## WHAT YOU NEED TO DO:
Copy the data exactly, pictures aside.
Start of EXTRACTED MATERIAL
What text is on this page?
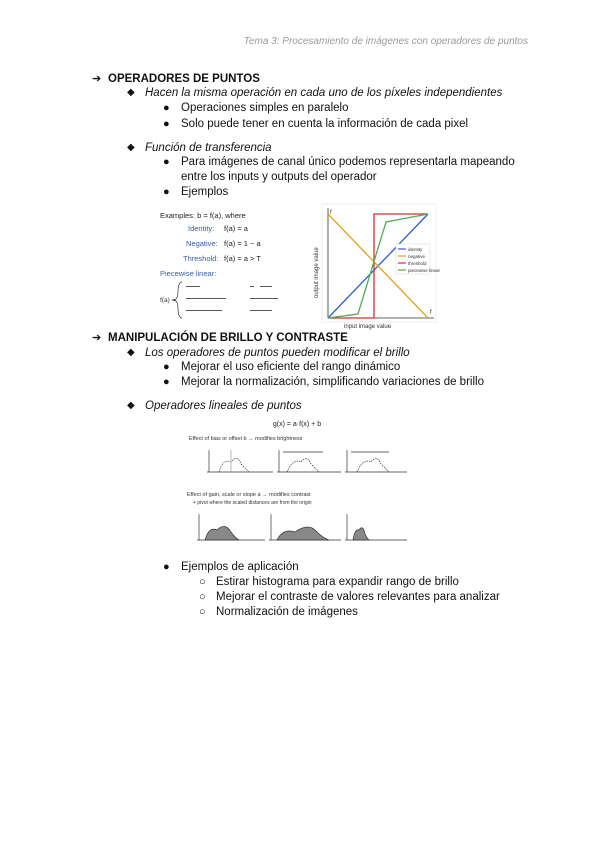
Tema 3: Procesamiento de imágenes con operadores de puntos
➔ OPERADORES DE PUNTOS
◆ Hacen la misma operación en cada uno de los píxeles independientes
● Operaciones simples en paralelo
● Solo puede tener en cuenta la información de cada pixel
◆ Función de transferencia
● Para imágenes de canal único podemos representarla mapeando
entre los inputs y outputs del operador
● Ejemplos
Examples: b = f(a), where
Identity: f(a) = a
Negative: f(a) = 1 − a
Threshold: f(a) = a > T
Piecewise linear:
f(a) =
f
f
identity
negative
threshold
piecewise linear
input image value
output image value
➔ MANIPULACIÓN DE BRILLO Y CONTRASTE
◆ Los operadores de puntos pueden modificar el brillo
● Mejorar el uso eficiente del rango dinámico
● Mejorar la normalización, simplificando variaciones de brillo
◆ Operadores lineales de puntos
g(x) = a·f(x) + b
Effect of bias or offset b → modifies brightness
Effect of gain, scale or slope a → modifies contrast
+ pivot where the scaled distances are from the origin
● Ejemplos de aplicación
○ Estirar histograma para expandir rango de brillo
○ Mejorar el contraste de valores relevantes para analizar
○ Normalización de imágenes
End of EXTRACTED MATERIAL
## RESULT FOR THIS TASK:
What text is on this page?
Tema 3: Procesamiento de imágenes con operadores de puntos
➔ OPERADORES DE PUNTOS
◆ Hacen la misma operación en cada uno de los píxeles independientes
● Operaciones simples en paralelo
● Solo puede tener en cuenta la información de cada pixel
◆ Función de transferencia
● Para imágenes de canal único podemos representarla mapeando
entre los inputs y outputs del operador
● Ejemplos
Examples: b = f(a), where
Identity: f(a) = a
Negative: f(a) = 1 − a
Threshold: f(a) = a > T
Piecewise linear:
f(a) =
f
f
identity
negative
threshold
piecewise linear
input image value
output image value
➔ MANIPULACIÓN DE BRILLO Y CONTRASTE
◆ Los operadores de puntos pueden modificar el brillo
● Mejorar el uso eficiente del rango dinámico
● Mejorar la normalización, simplificando variaciones de brillo
◆ Operadores lineales de puntos
g(x) = a·f(x) + b
Effect of bias or offset b → modifies brightness
Effect of gain, scale or slope a → modifies contrast
+ pivot where the scaled distances are from the origin
● Ejemplos de aplicación
○ Estirar histograma para expandir rango de brillo
○ Mejorar el contraste de valores relevantes para analizar
○ Normalización de imágenes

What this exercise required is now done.